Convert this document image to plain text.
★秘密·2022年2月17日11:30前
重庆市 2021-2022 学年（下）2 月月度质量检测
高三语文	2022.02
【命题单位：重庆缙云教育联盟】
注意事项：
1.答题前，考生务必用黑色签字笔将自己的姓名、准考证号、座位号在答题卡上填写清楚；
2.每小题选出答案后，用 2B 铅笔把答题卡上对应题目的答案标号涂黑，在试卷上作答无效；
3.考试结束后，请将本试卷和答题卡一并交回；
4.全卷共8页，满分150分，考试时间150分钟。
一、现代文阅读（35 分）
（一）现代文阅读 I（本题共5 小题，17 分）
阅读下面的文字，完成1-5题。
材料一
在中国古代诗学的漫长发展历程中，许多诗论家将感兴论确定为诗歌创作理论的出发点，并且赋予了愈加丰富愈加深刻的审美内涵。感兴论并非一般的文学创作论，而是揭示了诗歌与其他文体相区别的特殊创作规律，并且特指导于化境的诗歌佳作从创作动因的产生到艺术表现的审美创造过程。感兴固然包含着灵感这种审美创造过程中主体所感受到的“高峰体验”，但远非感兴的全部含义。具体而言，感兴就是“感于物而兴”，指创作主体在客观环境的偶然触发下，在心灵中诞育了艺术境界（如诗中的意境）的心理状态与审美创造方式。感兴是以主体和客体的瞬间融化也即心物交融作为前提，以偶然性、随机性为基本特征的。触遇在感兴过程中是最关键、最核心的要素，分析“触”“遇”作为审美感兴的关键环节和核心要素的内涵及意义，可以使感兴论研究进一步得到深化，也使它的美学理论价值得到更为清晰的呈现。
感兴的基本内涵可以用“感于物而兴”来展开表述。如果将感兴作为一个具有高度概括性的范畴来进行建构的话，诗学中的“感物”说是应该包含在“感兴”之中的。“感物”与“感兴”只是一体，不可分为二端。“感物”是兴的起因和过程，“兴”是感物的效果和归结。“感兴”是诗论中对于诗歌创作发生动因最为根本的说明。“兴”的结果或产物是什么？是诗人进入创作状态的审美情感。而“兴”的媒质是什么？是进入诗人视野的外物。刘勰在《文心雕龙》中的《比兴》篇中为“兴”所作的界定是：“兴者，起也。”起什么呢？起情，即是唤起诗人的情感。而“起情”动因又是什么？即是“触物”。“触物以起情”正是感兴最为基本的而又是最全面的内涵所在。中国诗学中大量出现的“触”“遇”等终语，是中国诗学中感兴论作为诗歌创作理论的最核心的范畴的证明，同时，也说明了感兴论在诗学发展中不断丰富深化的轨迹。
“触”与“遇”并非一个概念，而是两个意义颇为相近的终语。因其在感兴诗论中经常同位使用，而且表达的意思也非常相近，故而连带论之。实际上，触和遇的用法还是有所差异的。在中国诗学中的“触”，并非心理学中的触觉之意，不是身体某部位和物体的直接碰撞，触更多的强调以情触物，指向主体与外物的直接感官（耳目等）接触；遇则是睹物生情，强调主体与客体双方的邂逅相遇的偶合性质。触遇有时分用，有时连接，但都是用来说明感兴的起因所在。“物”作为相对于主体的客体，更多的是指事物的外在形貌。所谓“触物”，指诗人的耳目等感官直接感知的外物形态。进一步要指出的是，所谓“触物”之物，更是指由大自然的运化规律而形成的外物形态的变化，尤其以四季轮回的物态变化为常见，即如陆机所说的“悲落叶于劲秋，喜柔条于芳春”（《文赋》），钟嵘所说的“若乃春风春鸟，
--- --- ---
Prompt: Please repeat the material above, word for word and in full.

Answer:
Convert this document image to plain text.
★秘密·2022年2月17日11:30前
重庆市 2021-2022 学年（下）2 月月度质量检测
高三语文	2022.02
【命题单位：重庆缙云教育联盟】
注意事项：
1.答题前，考生务必用黑色签字笔将自己的姓名、准考证号、座位号在答题卡上填写清楚；
2.每小题选出答案后，用 2B 铅笔把答题卡上对应题目的答案标号涂黑，在试卷上作答无效；
3.考试结束后，请将本试卷和答题卡一并交回；
4.全卷共8页，满分150分，考试时间150分钟。
一、现代文阅读（35 分）
（一）现代文阅读 I（本题共5 小题，17 分）
阅读下面的文字，完成1-5题。
材料一
在中国古代诗学的漫长发展历程中，许多诗论家将感兴论确定为诗歌创作理论的出发点，并且赋予了愈加丰富愈加深刻的审美内涵。感兴论并非一般的文学创作论，而是揭示了诗歌与其他文体相区别的特殊创作规律，并且特指导于化境的诗歌佳作从创作动因的产生到艺术表现的审美创造过程。感兴固然包含着灵感这种审美创造过程中主体所感受到的“高峰体验”，但远非感兴的全部含义。具体而言，感兴就是“感于物而兴”，指创作主体在客观环境的偶然触发下，在心灵中诞育了艺术境界（如诗中的意境）的心理状态与审美创造方式。感兴是以主体和客体的瞬间融化也即心物交融作为前提，以偶然性、随机性为基本特征的。触遇在感兴过程中是最关键、最核心的要素，分析“触”“遇”作为审美感兴的关键环节和核心要素的内涵及意义，可以使感兴论研究进一步得到深化，也使它的美学理论价值得到更为清晰的呈现。
感兴的基本内涵可以用“感于物而兴”来展开表述。如果将感兴作为一个具有高度概括性的范畴来进行建构的话，诗学中的“感物”说是应该包含在“感兴”之中的。“感物”与“感兴”只是一体，不可分为二端。“感物”是兴的起因和过程，“兴”是感物的效果和归结。“感兴”是诗论中对于诗歌创作发生动因最为根本的说明。“兴”的结果或产物是什么？是诗人进入创作状态的审美情感。而“兴”的媒质是什么？是进入诗人视野的外物。刘勰在《文心雕龙》中的《比兴》篇中为“兴”所作的界定是：“兴者，起也。”起什么呢？起情，即是唤起诗人的情感。而“起情”动因又是什么？即是“触物”。“触物以起情”正是感兴最为基本的而又是最全面的内涵所在。中国诗学中大量出现的“触”“遇”等终语，是中国诗学中感兴论作为诗歌创作理论的最核心的范畴的证明，同时，也说明了感兴论在诗学发展中不断丰富深化的轨迹。
“触”与“遇”并非一个概念，而是两个意义颇为相近的终语。因其在感兴诗论中经常同位使用，而且表达的意思也非常相近，故而连带论之。实际上，触和遇的用法还是有所差异的。在中国诗学中的“触”，并非心理学中的触觉之意，不是身体某部位和物体的直接碰撞，触更多的强调以情触物，指向主体与外物的直接感官（耳目等）接触；遇则是睹物生情，强调主体与客体双方的邂逅相遇的偶合性质。触遇有时分用，有时连接，但都是用来说明感兴的起因所在。“物”作为相对于主体的客体，更多的是指事物的外在形貌。所谓“触物”，指诗人的耳目等感官直接感知的外物形态。进一步要指出的是，所谓“触物”之物，更是指由大自然的运化规律而形成的外物形态的变化，尤其以四季轮回的物态变化为常见，即如陆机所说的“悲落叶于劲秋，喜柔条于芳春”（《文赋》），钟嵘所说的“若乃春风春鸟，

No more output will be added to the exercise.